■ TASK LIST ■
**A)** Can you sum up the passage on convenience views in two sentences?
**B)** Will you pick up the passage on convenience views right after its final sentence and keep it going?

■ PASSAGE TO READ ■

A colleague introduced the term "convenience view" to me and that term resonated with me ever since. A convenience view is one of those database objects intended to make life easier for people to access data without actually understanding the nuances and relationships of those data. Convenience views frequently join multiple tables together so data users will not need to code or optimize those joins. Convenience views may also include business logic which transforms data so end users will not need to code or argue those transformations. The concept seems noble enough. Who opposes simple data access, optimized joins and centralized business rules? Just like that store that sells everything right off the interstate, convenience comes at a cost.

■ Rows from a collection ■
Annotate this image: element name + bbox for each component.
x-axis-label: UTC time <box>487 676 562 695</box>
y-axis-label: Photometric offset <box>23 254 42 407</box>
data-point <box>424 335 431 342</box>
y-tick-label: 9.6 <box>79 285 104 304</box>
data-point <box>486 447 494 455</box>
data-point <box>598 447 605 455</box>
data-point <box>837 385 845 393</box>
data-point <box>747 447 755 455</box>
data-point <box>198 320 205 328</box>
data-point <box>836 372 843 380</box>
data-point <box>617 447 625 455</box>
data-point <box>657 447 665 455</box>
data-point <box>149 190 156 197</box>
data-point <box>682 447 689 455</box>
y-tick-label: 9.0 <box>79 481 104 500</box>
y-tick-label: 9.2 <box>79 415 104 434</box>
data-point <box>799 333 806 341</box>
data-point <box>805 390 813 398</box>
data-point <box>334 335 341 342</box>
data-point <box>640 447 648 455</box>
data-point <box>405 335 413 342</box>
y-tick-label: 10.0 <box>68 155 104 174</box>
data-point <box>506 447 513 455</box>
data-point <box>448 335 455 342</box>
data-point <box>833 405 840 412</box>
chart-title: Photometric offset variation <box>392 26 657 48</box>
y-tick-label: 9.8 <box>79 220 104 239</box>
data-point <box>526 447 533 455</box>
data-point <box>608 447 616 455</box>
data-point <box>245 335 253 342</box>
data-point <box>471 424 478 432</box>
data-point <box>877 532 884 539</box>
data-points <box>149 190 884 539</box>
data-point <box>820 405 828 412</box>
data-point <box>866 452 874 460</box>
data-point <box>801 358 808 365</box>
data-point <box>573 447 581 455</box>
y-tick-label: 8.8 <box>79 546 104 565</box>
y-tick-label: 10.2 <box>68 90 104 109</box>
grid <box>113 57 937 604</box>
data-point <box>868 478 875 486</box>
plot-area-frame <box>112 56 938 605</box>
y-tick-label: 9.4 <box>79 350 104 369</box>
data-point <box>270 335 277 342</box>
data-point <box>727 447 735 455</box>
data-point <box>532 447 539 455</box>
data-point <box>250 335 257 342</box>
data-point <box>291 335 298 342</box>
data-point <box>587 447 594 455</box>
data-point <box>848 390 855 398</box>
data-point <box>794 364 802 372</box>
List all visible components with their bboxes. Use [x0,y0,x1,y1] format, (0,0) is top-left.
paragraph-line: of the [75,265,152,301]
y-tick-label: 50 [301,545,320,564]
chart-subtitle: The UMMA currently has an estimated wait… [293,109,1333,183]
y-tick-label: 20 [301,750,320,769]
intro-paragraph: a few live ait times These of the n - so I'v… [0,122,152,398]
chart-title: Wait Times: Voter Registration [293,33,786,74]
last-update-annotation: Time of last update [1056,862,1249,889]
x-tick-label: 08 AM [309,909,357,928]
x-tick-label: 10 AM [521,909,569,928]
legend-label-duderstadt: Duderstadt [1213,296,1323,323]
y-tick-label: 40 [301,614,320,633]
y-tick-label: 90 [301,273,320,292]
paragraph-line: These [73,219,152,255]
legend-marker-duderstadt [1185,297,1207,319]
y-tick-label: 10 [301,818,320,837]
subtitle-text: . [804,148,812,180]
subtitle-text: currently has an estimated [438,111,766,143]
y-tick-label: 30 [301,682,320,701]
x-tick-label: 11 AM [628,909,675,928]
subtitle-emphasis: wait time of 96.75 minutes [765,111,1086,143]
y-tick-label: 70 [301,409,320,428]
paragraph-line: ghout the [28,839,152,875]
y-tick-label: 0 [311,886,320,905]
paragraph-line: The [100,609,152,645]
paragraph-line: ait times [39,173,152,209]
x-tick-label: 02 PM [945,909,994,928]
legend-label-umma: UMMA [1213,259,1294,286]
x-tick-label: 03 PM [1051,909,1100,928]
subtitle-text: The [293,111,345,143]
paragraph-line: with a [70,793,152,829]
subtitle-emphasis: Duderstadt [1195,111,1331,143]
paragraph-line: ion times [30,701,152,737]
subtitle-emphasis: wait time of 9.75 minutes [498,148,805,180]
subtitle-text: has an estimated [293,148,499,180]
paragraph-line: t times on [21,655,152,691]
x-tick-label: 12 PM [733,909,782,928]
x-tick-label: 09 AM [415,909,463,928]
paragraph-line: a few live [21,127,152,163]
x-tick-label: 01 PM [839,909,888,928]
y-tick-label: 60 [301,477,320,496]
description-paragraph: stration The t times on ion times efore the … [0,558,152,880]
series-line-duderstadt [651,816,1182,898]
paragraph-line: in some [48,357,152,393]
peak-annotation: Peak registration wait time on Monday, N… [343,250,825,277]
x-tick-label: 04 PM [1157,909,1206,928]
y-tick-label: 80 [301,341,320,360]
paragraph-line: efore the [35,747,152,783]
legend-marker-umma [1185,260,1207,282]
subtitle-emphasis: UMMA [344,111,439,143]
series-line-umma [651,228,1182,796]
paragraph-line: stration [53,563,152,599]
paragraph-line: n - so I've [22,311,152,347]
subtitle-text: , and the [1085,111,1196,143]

■ WRITTEN ANSWERS ■
**A)** A convenience view is a database object meant to let people access data without understanding its nuances and relationships, often by joining multiple tables and including business logic that transforms the data for end users. The concept seems noble enough, but convenience comes at a cost.

**B)**
One obvious cost is all of those optimized joins. Sure each individual join may be optimized, but the database engine has to collectively consider all available join options before an execution plan is chosen. I have seen a convenience view with literally dozens of table joins. When the optimizer reused a current execution plan, query performance was tolerable. When a cached execution plan was not available, the optimizer would spend many valuable seconds just formulating a plan even if the user only queries a small portion of the conveniently available data. Yes, we can argue an optimizer typically makes decisions faster than a data analyst types queries, but are those the two best options in our query cost equation? What DBA ever heard the complaint, "My query sometimes performs just fine, but other times my query runs forever"? How many data analysts ever heard, "The DBA cannot replicate your problem"? How many developers ever said, "No problem, I can fix that"?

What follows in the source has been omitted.